--- Begin DATA FOR THIS TASK ---

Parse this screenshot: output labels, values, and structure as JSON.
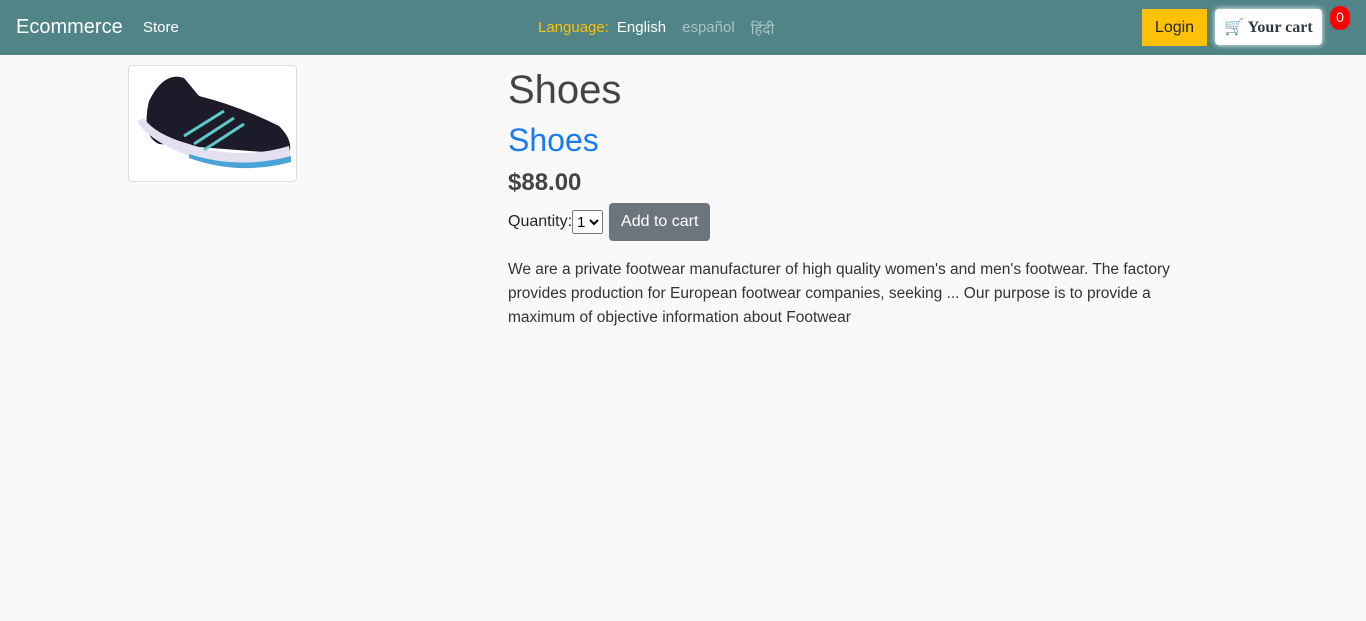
{
  "nav": {
    "brand": "Ecommerce",
    "store": "Store",
    "language_label": "Language:",
    "languages": [
      "English",
      "español",
      "हिंदी"
    ],
    "login": "Login",
    "cart": "Your cart",
    "cart_count": "0"
  },
  "product": {
    "title": "Shoes",
    "name": "Shoes",
    "price": "$88.00",
    "quantity_label": "Quantity:",
    "quantity": "1",
    "add_to_cart": "Add to cart",
    "description": "We are a private footwear manufacturer of high quality women's and men's footwear. The factory provides production for European footwear companies, seeking ... Our purpose is to provide a maximum of objective information about Footwear"
  }
}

--- End DATA FOR THIS TASK ---

Pictures in the records should not appear in your copy, but everything else must be transcribed exactly.

Parse this screenshot: output labels, values, and structure as JSON.
{
  "nav": {
    "brand": "Ecommerce",
    "store": "Store",
    "language_label": "Language:",
    "languages": [
      "English",
      "español",
      "हिंदी"
    ],
    "login": "Login",
    "cart": "Your cart",
    "cart_count": "0"
  },
  "product": {
    "title": "Shoes",
    "name": "Shoes",
    "price": "$88.00",
    "quantity_label": "Quantity:",
    "quantity": "1",
    "add_to_cart": "Add to cart",
    "description": "We are a private footwear manufacturer of high quality women's and men's footwear. The factory provides production for European footwear companies, seeking ... Our purpose is to provide a maximum of objective information about Footwear"
  }
}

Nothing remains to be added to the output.